Saved entries:

↓↓↓

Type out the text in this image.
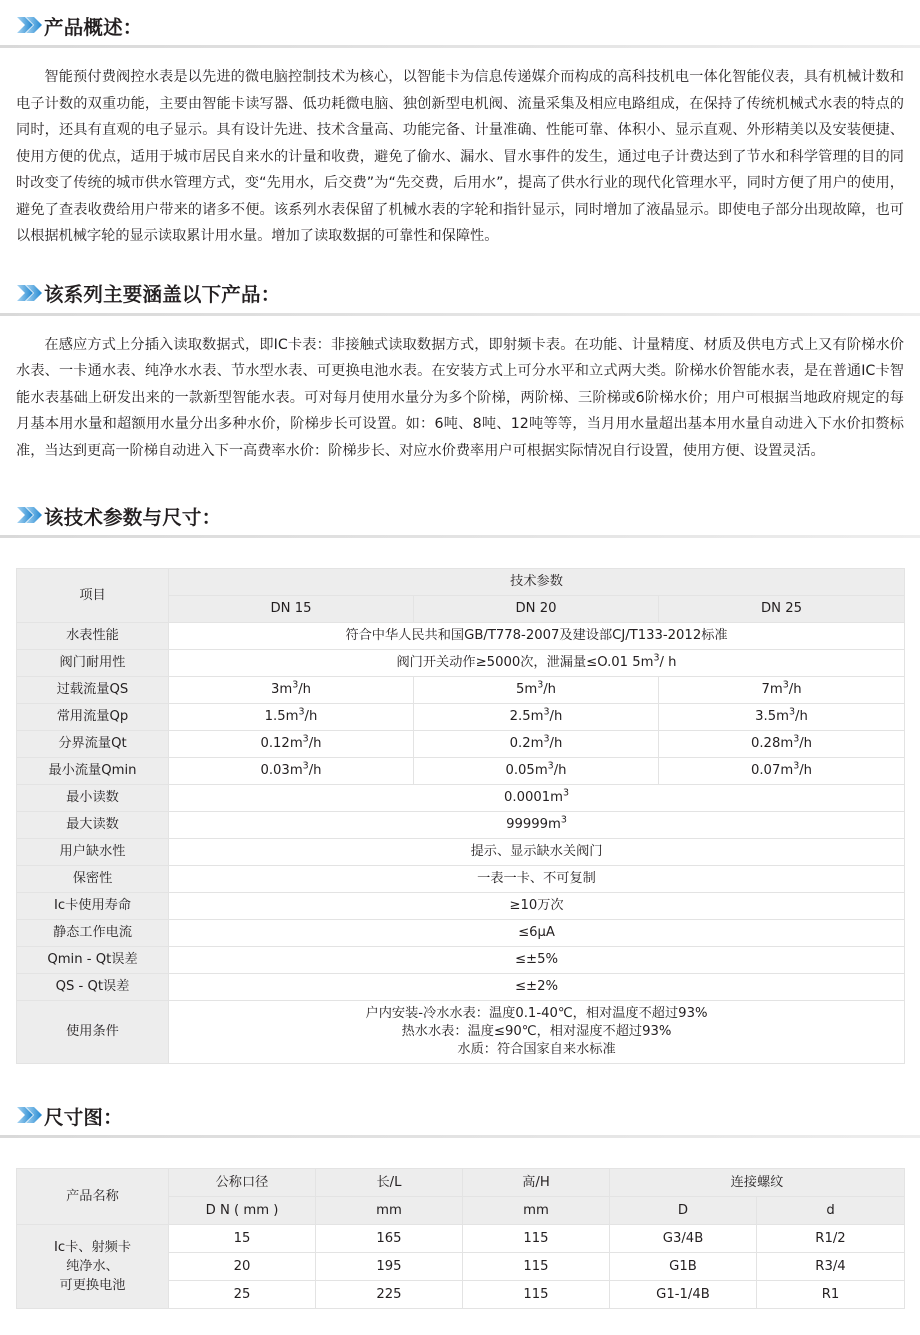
产品概述：

智能预付费阀控水表是以先进的微电脑控制技术为核心，以智能卡为信息传递媒介而构成的高科技机电一体化智能仪表，具有机械计数和电子计数的双重功能，主要由智能卡读写器、低功耗微电脑、独创新型电机阀、流量采集及相应电路组成，在保持了传统机械式水表的特点的同时，还具有直观的电子显示。具有设计先进、技术含量高、功能完备、计量准确、性能可靠、体积小、显示直观、外形精美以及安装便捷、使用方便的优点，适用于城市居民自来水的计量和收费，避免了偷水、漏水、冒水事件的发生，通过电子计费达到了节水和科学管理的目的同时改变了传统的城市供水管理方式，变“先用水，后交费”为“先交费，后用水”，提高了供水行业的现代化管理水平，同时方便了用户的使用，避免了查表收费给用户带来的诸多不便。该系列水表保留了机械水表的字轮和指针显示，同时增加了液晶显示。即使电子部分出现故障，也可以根据机械字轮的显示读取累计用水量。增加了读取数据的可靠性和保障性。

该系列主要涵盖以下产品：

在感应方式上分插入读取数据式，即IC卡表：非接触式读取数据方式，即射频卡表。在功能、计量精度、材质及供电方式上又有阶梯水价水表、一卡通水表、纯净水水表、节水型水表、可更换电池水表。在安装方式上可分水平和立式两大类。阶梯水价智能水表，是在普通IC卡智能水表基础上研发出来的一款新型智能水表。可对每月使用水量分为多个阶梯，两阶梯、三阶梯或6阶梯水价；用户可根据当地政府规定的每月基本用水量和超额用水量分出多种水价，阶梯步长可设置。如：6吨、8吨、12吨等等，当月用水量超出基本用水量自动进入下水价扣赘标准，当达到更高一阶梯自动进入下一高费率水价：阶梯步长、对应水价费率用户可根据实际情况自行设置，使用方便、设置灵活。

该技术参数与尺寸：
项目	技术参数		
	DN 15	DN 20	DN 25
水表性能	符合中华人民共和国GB/T778-2007及建设部CJ/T133-2012标准		
阀门耐用性	阀门开关动作≥5000次，泄漏量≤O.01 $5m^3/$ h		
过载流量QS	$3m^3/h$	$5m^3/h$	$7m^3/h$
常用流量Qp	$1.5m^3/h$	$2.5m^3/h$	$3.5m^3/h$
分界流量Qt	$0.12m^3/h$	$0.2m^3/h$	$0.28m^3/h$
最小流量Qmin	$0.03m^3/h$	$0.05m^3/h$	$0.07m^3/h$
最小读数	$0.0001m^3$
最大读数	$99999m^3$
用户缺水性	提示、显示缺水关阀门		
保密性	一表一卡、不可复制		
Ic卡使用寿命	≥10万次		
静态工作电流	≤6μA		
Qmin - Qt误差	≤±5%		
QS - Qt误差	≤±2%		
使用条件	户内安装-冷水水表：温度0.1-40℃，相对温度不超过93%
热水水表：温度≤90℃，相对湿度不超过93%
水质：符合国家自来水标准		
尺寸图：
产品名称	公称口径	长/L	高/H	连接螺纹	
	D N ( mm )	mm	mm	D	d

Ic卡、射频卡
纯净水、
可更换电池	15	165	115	G3/4B	R1/2
	20	195	115	G1B	R3/4
	25	225	115	G1-1/4B	R1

↑↑↑

• **THE TASK**
Reproduce every line above as written, skipping pictures.

• **SOLUTION BELOW**
Type out the text in this image.
产品概述：

智能预付费阀控水表是以先进的微电脑控制技术为核心，以智能卡为信息传递媒介而构成的高科技机电一体化智能仪表，具有机械计数和电子计数的双重功能，主要由智能卡读写器、低功耗微电脑、独创新型电机阀、流量采集及相应电路组成，在保持了传统机械式水表的特点的同时，还具有直观的电子显示。具有设计先进、技术含量高、功能完备、计量准确、性能可靠、体积小、显示直观、外形精美以及安装便捷、使用方便的优点，适用于城市居民自来水的计量和收费，避免了偷水、漏水、冒水事件的发生，通过电子计费达到了节水和科学管理的目的同时改变了传统的城市供水管理方式，变“先用水，后交费”为“先交费，后用水”，提高了供水行业的现代化管理水平，同时方便了用户的使用，避免了查表收费给用户带来的诸多不便。该系列水表保留了机械水表的字轮和指针显示，同时增加了液晶显示。即使电子部分出现故障，也可以根据机械字轮的显示读取累计用水量。增加了读取数据的可靠性和保障性。

该系列主要涵盖以下产品：

在感应方式上分插入读取数据式，即IC卡表：非接触式读取数据方式，即射频卡表。在功能、计量精度、材质及供电方式上又有阶梯水价水表、一卡通水表、纯净水水表、节水型水表、可更换电池水表。在安装方式上可分水平和立式两大类。阶梯水价智能水表，是在普通IC卡智能水表基础上研发出来的一款新型智能水表。可对每月使用水量分为多个阶梯，两阶梯、三阶梯或6阶梯水价；用户可根据当地政府规定的每月基本用水量和超额用水量分出多种水价，阶梯步长可设置。如：6吨、8吨、12吨等等，当月用水量超出基本用水量自动进入下水价扣赘标准，当达到更高一阶梯自动进入下一高费率水价：阶梯步长、对应水价费率用户可根据实际情况自行设置，使用方便、设置灵活。

该技术参数与尺寸：
项目	技术参数		
	DN 15	DN 20	DN 25
水表性能	符合中华人民共和国GB/T778-2007及建设部CJ/T133-2012标准		
阀门耐用性	阀门开关动作≥5000次，泄漏量≤O.01 $5m^3/$ h		
过载流量QS	$3m^3/h$	$5m^3/h$	$7m^3/h$
常用流量Qp	$1.5m^3/h$	$2.5m^3/h$	$3.5m^3/h$
分界流量Qt	$0.12m^3/h$	$0.2m^3/h$	$0.28m^3/h$
最小流量Qmin	$0.03m^3/h$	$0.05m^3/h$	$0.07m^3/h$
最小读数	$0.0001m^3$
最大读数	$99999m^3$
用户缺水性	提示、显示缺水关阀门		
保密性	一表一卡、不可复制		
Ic卡使用寿命	≥10万次		
静态工作电流	≤6μA		
Qmin - Qt误差	≤±5%		
QS - Qt误差	≤±2%		
使用条件	户内安装-冷水水表：温度0.1-40℃，相对温度不超过93%
热水水表：温度≤90℃，相对湿度不超过93%
水质：符合国家自来水标准		
尺寸图：
产品名称	公称口径	长/L	高/H	连接螺纹	
	D N ( mm )	mm	mm	D	d

Ic卡、射频卡
纯净水、
可更换电池	15	165	115	G3/4B	R1/2
	20	195	115	G1B	R3/4
	25	225	115	G1-1/4B	R1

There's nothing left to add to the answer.